▶ **REQUIRED WORK**
Reproduce the material in full, unchanged.

Stored records:

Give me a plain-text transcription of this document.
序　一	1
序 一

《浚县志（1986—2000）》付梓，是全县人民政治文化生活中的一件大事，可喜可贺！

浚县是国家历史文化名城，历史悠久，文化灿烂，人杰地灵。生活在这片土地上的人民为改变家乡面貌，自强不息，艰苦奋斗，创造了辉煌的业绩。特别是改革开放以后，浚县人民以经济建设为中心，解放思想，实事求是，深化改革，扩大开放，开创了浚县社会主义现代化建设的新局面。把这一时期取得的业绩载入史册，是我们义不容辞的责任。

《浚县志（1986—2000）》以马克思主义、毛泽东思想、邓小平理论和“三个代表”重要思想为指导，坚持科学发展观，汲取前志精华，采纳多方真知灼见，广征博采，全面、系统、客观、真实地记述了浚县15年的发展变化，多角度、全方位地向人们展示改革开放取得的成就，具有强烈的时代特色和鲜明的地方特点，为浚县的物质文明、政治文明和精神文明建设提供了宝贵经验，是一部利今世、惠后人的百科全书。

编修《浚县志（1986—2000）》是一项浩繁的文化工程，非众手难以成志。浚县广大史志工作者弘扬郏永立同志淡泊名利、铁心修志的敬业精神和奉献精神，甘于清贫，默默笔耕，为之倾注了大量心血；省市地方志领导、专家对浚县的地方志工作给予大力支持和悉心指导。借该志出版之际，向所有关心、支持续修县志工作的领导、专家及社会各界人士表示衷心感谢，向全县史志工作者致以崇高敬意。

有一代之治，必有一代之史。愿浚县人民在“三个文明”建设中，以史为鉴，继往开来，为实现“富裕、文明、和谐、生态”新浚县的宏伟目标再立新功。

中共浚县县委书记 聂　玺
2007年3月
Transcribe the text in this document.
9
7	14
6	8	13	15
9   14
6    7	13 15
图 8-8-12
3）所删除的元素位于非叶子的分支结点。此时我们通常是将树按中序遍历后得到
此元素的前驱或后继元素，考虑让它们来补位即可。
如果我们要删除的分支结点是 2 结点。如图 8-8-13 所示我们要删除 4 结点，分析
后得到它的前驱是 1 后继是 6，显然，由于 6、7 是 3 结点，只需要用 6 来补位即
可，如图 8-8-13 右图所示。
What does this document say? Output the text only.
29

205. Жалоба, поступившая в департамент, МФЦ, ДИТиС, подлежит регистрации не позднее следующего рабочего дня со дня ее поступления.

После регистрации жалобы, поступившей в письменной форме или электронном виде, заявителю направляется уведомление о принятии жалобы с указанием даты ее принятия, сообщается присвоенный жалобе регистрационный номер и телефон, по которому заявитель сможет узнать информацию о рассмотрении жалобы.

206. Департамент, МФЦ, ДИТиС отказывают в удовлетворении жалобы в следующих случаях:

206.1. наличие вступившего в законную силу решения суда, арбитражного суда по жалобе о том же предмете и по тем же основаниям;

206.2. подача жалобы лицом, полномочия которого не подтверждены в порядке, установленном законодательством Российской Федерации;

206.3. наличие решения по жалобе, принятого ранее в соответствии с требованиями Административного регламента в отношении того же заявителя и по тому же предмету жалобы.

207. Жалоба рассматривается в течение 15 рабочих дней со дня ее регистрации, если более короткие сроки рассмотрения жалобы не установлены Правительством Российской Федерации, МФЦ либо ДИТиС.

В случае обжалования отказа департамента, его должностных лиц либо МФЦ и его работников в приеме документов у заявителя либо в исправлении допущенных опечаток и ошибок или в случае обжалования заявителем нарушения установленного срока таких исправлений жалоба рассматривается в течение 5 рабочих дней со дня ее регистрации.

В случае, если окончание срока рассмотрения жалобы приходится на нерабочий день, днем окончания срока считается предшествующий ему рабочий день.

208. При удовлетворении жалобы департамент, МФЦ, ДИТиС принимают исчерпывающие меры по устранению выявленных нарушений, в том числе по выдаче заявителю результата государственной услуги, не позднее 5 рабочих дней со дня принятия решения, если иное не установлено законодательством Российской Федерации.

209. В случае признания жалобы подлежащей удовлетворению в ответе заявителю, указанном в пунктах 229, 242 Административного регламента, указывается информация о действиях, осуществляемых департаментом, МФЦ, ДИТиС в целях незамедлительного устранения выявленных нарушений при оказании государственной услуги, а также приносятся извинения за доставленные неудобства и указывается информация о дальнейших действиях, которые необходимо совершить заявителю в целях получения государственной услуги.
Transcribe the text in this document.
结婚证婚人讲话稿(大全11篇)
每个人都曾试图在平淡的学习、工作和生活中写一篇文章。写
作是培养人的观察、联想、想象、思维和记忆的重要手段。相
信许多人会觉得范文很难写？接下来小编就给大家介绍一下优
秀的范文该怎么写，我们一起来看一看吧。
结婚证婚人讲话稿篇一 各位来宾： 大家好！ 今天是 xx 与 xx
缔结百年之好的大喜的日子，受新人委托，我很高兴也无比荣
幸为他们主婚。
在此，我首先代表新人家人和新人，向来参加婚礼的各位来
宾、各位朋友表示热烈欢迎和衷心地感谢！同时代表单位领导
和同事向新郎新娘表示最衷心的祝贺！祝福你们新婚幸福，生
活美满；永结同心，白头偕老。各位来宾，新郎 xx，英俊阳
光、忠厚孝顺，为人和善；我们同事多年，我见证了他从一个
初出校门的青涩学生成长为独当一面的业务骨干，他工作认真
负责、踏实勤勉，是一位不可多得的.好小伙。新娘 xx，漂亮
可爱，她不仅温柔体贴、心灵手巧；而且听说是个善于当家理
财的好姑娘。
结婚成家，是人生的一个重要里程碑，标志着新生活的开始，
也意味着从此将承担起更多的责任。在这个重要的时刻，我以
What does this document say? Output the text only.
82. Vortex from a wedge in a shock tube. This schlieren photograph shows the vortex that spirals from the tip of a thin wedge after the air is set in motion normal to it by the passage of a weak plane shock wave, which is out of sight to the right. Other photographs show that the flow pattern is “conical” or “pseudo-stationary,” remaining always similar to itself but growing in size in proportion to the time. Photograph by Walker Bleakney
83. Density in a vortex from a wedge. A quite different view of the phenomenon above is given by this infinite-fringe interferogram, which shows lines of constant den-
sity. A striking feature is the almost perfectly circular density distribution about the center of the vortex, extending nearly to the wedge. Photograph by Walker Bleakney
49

▶ **REPLY TO THE EXERCISE**
Give me a plain-text transcription of this document.
序　一	1
序 一

《浚县志（1986—2000）》付梓，是全县人民政治文化生活中的一件大事，可喜可贺！

浚县是国家历史文化名城，历史悠久，文化灿烂，人杰地灵。生活在这片土地上的人民为改变家乡面貌，自强不息，艰苦奋斗，创造了辉煌的业绩。特别是改革开放以后，浚县人民以经济建设为中心，解放思想，实事求是，深化改革，扩大开放，开创了浚县社会主义现代化建设的新局面。把这一时期取得的业绩载入史册，是我们义不容辞的责任。

《浚县志（1986—2000）》以马克思主义、毛泽东思想、邓小平理论和“三个代表”重要思想为指导，坚持科学发展观，汲取前志精华，采纳多方真知灼见，广征博采，全面、系统、客观、真实地记述了浚县15年的发展变化，多角度、全方位地向人们展示改革开放取得的成就，具有强烈的时代特色和鲜明的地方特点，为浚县的物质文明、政治文明和精神文明建设提供了宝贵经验，是一部利今世、惠后人的百科全书。

编修《浚县志（1986—2000）》是一项浩繁的文化工程，非众手难以成志。浚县广大史志工作者弘扬郏永立同志淡泊名利、铁心修志的敬业精神和奉献精神，甘于清贫，默默笔耕，为之倾注了大量心血；省市地方志领导、专家对浚县的地方志工作给予大力支持和悉心指导。借该志出版之际，向所有关心、支持续修县志工作的领导、专家及社会各界人士表示衷心感谢，向全县史志工作者致以崇高敬意。

有一代之治，必有一代之史。愿浚县人民在“三个文明”建设中，以史为鉴，继往开来，为实现“富裕、文明、和谐、生态”新浚县的宏伟目标再立新功。

中共浚县县委书记 聂　玺
2007年3月
Transcribe the text in this document.
9
7	14
6	8	13	15
9   14
6    7	13 15
图 8-8-12
3）所删除的元素位于非叶子的分支结点。此时我们通常是将树按中序遍历后得到
此元素的前驱或后继元素，考虑让它们来补位即可。
如果我们要删除的分支结点是 2 结点。如图 8-8-13 所示我们要删除 4 结点，分析
后得到它的前驱是 1 后继是 6，显然，由于 6、7 是 3 结点，只需要用 6 来补位即
可，如图 8-8-13 右图所示。
What does this document say? Output the text only.
29

205. Жалоба, поступившая в департамент, МФЦ, ДИТиС, подлежит регистрации не позднее следующего рабочего дня со дня ее поступления.

После регистрации жалобы, поступившей в письменной форме или электронном виде, заявителю направляется уведомление о принятии жалобы с указанием даты ее принятия, сообщается присвоенный жалобе регистрационный номер и телефон, по которому заявитель сможет узнать информацию о рассмотрении жалобы.

206. Департамент, МФЦ, ДИТиС отказывают в удовлетворении жалобы в следующих случаях:

206.1. наличие вступившего в законную силу решения суда, арбитражного суда по жалобе о том же предмете и по тем же основаниям;

206.2. подача жалобы лицом, полномочия которого не подтверждены в порядке, установленном законодательством Российской Федерации;

206.3. наличие решения по жалобе, принятого ранее в соответствии с требованиями Административного регламента в отношении того же заявителя и по тому же предмету жалобы.

207. Жалоба рассматривается в течение 15 рабочих дней со дня ее регистрации, если более короткие сроки рассмотрения жалобы не установлены Правительством Российской Федерации, МФЦ либо ДИТиС.

В случае обжалования отказа департамента, его должностных лиц либо МФЦ и его работников в приеме документов у заявителя либо в исправлении допущенных опечаток и ошибок или в случае обжалования заявителем нарушения установленного срока таких исправлений жалоба рассматривается в течение 5 рабочих дней со дня ее регистрации.

В случае, если окончание срока рассмотрения жалобы приходится на нерабочий день, днем окончания срока считается предшествующий ему рабочий день.

208. При удовлетворении жалобы департамент, МФЦ, ДИТиС принимают исчерпывающие меры по устранению выявленных нарушений, в том числе по выдаче заявителю результата государственной услуги, не позднее 5 рабочих дней со дня принятия решения, если иное не установлено законодательством Российской Федерации.

209. В случае признания жалобы подлежащей удовлетворению в ответе заявителю, указанном в пунктах 229, 242 Административного регламента, указывается информация о действиях, осуществляемых департаментом, МФЦ, ДИТиС в целях незамедлительного устранения выявленных нарушений при оказании государственной услуги, а также приносятся извинения за доставленные неудобства и указывается информация о дальнейших действиях, которые необходимо совершить заявителю в целях получения государственной услуги.
Transcribe the text in this document.
结婚证婚人讲话稿(大全11篇)
每个人都曾试图在平淡的学习、工作和生活中写一篇文章。写
作是培养人的观察、联想、想象、思维和记忆的重要手段。相
信许多人会觉得范文很难写？接下来小编就给大家介绍一下优
秀的范文该怎么写，我们一起来看一看吧。
结婚证婚人讲话稿篇一 各位来宾： 大家好！ 今天是 xx 与 xx
缔结百年之好的大喜的日子，受新人委托，我很高兴也无比荣
幸为他们主婚。
在此，我首先代表新人家人和新人，向来参加婚礼的各位来
宾、各位朋友表示热烈欢迎和衷心地感谢！同时代表单位领导
和同事向新郎新娘表示最衷心的祝贺！祝福你们新婚幸福，生
活美满；永结同心，白头偕老。各位来宾，新郎 xx，英俊阳
光、忠厚孝顺，为人和善；我们同事多年，我见证了他从一个
初出校门的青涩学生成长为独当一面的业务骨干，他工作认真
负责、踏实勤勉，是一位不可多得的.好小伙。新娘 xx，漂亮
可爱，她不仅温柔体贴、心灵手巧；而且听说是个善于当家理
财的好姑娘。
结婚成家，是人生的一个重要里程碑，标志着新生活的开始，
也意味着从此将承担起更多的责任。在这个重要的时刻，我以
What does this document say? Output the text only.
82. Vortex from a wedge in a shock tube. This schlieren photograph shows the vortex that spirals from the tip of a thin wedge after the air is set in motion normal to it by the passage of a weak plane shock wave, which is out of sight to the right. Other photographs show that the flow pattern is “conical” or “pseudo-stationary,” remaining always similar to itself but growing in size in proportion to the time. Photograph by Walker Bleakney
83. Density in a vortex from a wedge. A quite different view of the phenomenon above is given by this infinite-fringe interferogram, which shows lines of constant den-
sity. A striking feature is the almost perfectly circular density distribution about the center of the vortex, extending nearly to the wedge. Photograph by Walker Bleakney
49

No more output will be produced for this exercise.